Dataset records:
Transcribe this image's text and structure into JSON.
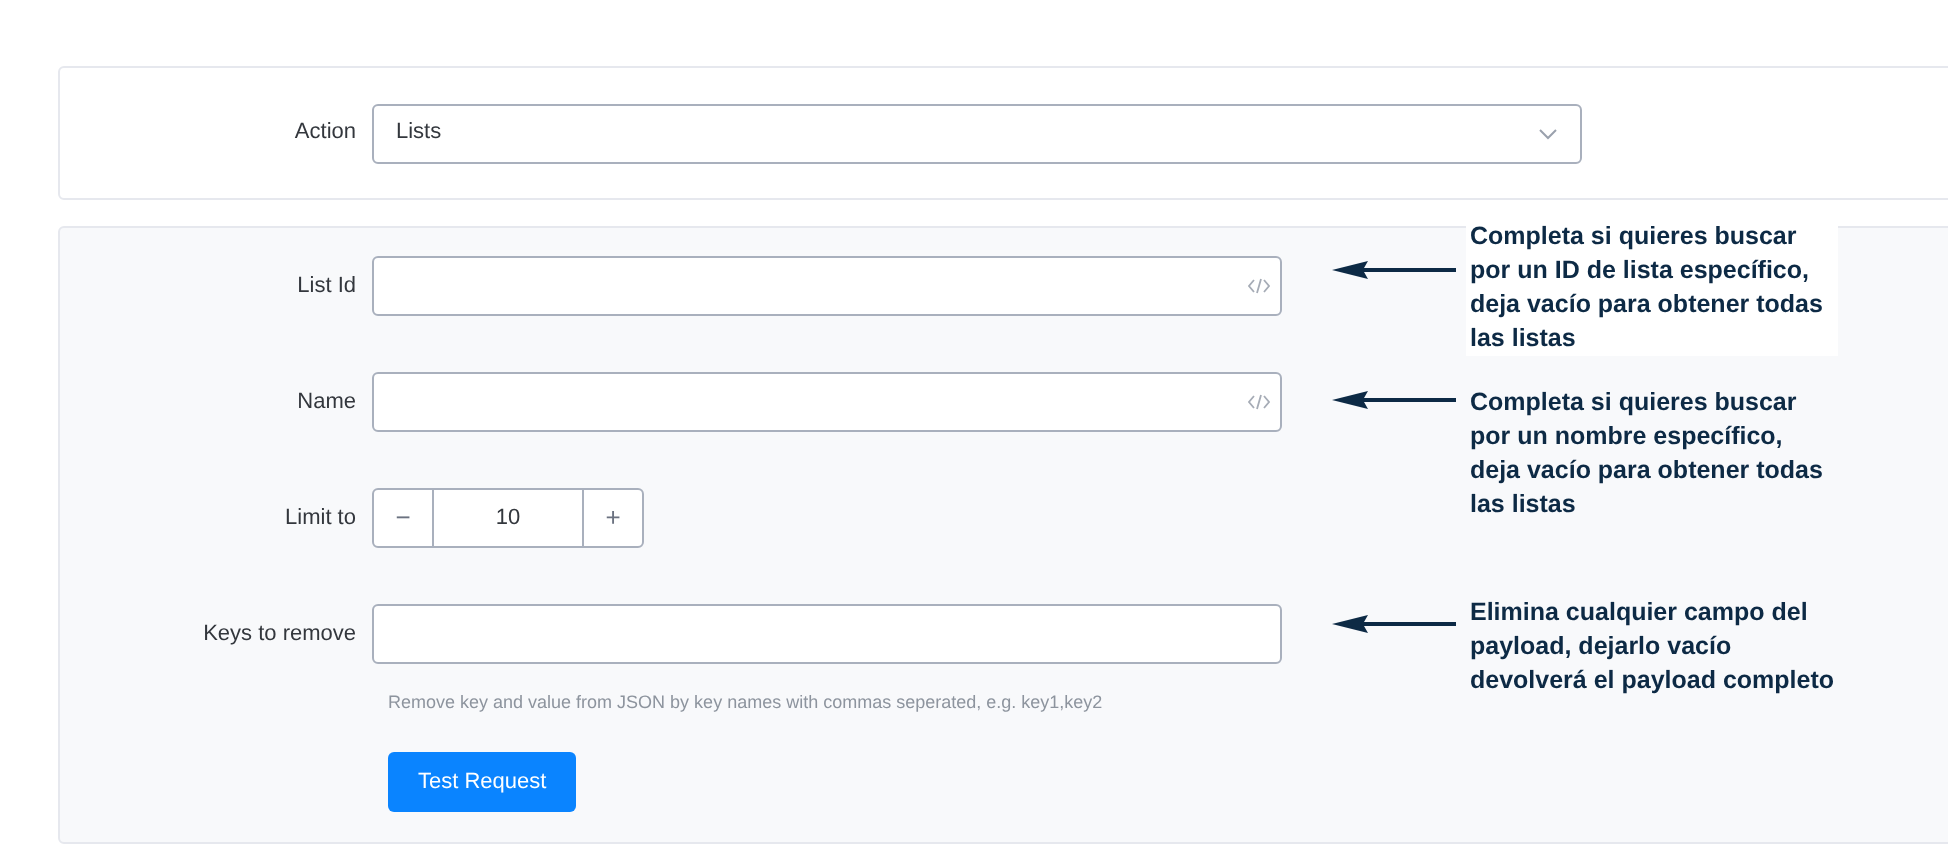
{
  "action": {
    "label": "Action",
    "value": "Lists"
  },
  "fields": [
    {
      "kind": "code",
      "label": "List Id"
    },
    {
      "kind": "code",
      "label": "Name"
    },
    {
      "kind": "stepper",
      "label": "Limit to",
      "value": "10",
      "minus": "−",
      "plus": "+"
    },
    {
      "kind": "text",
      "label": "Keys to remove",
      "help": "Remove key and value from JSON by key names with commas seperated, e.g. key1,key2"
    }
  ],
  "button": "Test Request",
  "notes": [
    {
      "text": "Completa si quieres buscar por un ID de lista específico, deja vacío para obtener todas las listas"
    },
    {
      "text": "Completa si quieres buscar por un nombre específico, deja vacío para obtener todas las listas"
    },
    {
      "text": "Elimina cualquier campo del payload, dejarlo vacío devolverá el payload completo"
    }
  ]
}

(Work to complete)
Each line above is to be copied verbatim. Drop any image from the copy.

(Solution below)
Transcribe this image's text and structure into JSON.
{
  "action": {
    "label": "Action",
    "value": "Lists"
  },
  "fields": [
    {
      "kind": "code",
      "label": "List Id"
    },
    {
      "kind": "code",
      "label": "Name"
    },
    {
      "kind": "stepper",
      "label": "Limit to",
      "value": "10",
      "minus": "−",
      "plus": "+"
    },
    {
      "kind": "text",
      "label": "Keys to remove",
      "help": "Remove key and value from JSON by key names with commas seperated, e.g. key1,key2"
    }
  ],
  "button": "Test Request",
  "notes": [
    {
      "text": "Completa si quieres buscar por un ID de lista específico, deja vacío para obtener todas las listas"
    },
    {
      "text": "Completa si quieres buscar por un nombre específico, deja vacío para obtener todas las listas"
    },
    {
      "text": "Elimina cualquier campo del payload, dejarlo vacío devolverá el payload completo"
    }
  ]
}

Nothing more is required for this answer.